[Saved data entries]
++++++

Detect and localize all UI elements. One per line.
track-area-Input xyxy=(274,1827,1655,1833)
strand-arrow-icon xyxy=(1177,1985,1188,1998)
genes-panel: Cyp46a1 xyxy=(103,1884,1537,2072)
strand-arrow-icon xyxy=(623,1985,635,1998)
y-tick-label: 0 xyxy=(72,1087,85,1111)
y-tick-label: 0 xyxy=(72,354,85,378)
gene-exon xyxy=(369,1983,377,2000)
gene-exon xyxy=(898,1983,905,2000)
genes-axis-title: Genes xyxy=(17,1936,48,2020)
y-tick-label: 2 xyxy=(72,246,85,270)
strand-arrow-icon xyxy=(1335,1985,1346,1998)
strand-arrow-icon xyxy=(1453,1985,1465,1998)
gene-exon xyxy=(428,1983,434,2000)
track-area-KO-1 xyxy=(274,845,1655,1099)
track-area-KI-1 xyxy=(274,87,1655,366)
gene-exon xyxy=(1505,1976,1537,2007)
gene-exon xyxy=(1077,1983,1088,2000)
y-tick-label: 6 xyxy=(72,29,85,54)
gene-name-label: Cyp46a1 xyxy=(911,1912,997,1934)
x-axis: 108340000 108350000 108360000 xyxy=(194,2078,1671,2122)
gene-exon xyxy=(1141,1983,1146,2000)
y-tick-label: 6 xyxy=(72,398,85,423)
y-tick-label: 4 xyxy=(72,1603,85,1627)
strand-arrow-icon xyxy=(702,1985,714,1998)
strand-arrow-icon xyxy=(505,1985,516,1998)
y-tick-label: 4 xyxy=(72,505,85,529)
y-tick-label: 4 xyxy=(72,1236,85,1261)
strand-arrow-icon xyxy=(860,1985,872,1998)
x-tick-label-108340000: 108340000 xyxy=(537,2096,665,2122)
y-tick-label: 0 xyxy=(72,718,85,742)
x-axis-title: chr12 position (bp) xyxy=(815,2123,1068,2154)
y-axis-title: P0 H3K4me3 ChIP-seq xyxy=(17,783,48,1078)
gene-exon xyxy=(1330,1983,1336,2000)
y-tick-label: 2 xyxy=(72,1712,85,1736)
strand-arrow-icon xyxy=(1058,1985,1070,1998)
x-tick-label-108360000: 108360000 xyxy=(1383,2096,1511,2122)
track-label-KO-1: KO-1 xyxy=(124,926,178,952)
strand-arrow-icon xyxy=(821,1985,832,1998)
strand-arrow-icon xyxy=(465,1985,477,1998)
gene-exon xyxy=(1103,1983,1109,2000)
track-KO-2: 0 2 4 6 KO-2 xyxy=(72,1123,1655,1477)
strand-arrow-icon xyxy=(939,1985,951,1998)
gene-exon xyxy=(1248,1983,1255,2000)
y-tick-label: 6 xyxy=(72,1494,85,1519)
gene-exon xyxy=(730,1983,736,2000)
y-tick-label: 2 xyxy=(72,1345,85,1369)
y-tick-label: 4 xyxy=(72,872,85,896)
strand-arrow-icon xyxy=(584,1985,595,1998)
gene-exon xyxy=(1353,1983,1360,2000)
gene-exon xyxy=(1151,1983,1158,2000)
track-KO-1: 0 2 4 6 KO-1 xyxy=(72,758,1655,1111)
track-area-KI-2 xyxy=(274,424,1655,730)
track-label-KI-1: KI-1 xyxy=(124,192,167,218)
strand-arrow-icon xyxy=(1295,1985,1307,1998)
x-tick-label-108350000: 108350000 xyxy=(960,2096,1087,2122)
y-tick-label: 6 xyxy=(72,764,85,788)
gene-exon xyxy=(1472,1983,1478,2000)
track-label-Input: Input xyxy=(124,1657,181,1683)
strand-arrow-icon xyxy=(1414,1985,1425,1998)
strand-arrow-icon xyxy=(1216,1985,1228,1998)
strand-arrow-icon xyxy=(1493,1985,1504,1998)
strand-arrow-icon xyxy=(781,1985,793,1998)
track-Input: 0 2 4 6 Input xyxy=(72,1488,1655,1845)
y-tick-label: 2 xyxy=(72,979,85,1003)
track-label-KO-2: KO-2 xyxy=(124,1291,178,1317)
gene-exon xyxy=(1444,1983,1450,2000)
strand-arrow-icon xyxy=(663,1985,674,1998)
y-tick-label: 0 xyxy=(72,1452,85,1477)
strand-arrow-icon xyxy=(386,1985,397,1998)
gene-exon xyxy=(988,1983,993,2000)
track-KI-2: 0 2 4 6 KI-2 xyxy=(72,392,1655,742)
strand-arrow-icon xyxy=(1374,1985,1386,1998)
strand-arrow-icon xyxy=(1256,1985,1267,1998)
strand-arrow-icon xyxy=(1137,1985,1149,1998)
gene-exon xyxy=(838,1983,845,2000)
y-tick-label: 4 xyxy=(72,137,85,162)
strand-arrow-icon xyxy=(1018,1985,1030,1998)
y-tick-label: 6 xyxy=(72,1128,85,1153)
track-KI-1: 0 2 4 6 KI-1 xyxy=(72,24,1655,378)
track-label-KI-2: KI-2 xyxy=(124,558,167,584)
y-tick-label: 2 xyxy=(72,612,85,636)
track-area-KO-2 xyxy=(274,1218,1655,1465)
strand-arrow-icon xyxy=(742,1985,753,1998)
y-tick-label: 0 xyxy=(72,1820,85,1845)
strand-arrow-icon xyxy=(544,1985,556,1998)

++++++

● ASSIGNMENT
Among the lines of the data above, find those with the word "genes" and show them.

● RESPONSE TO THE EXERCISE
genes-panel: Cyp46a1 xyxy=(103,1884,1537,2072)
genes-axis-title: Genes xyxy=(17,1936,48,2020)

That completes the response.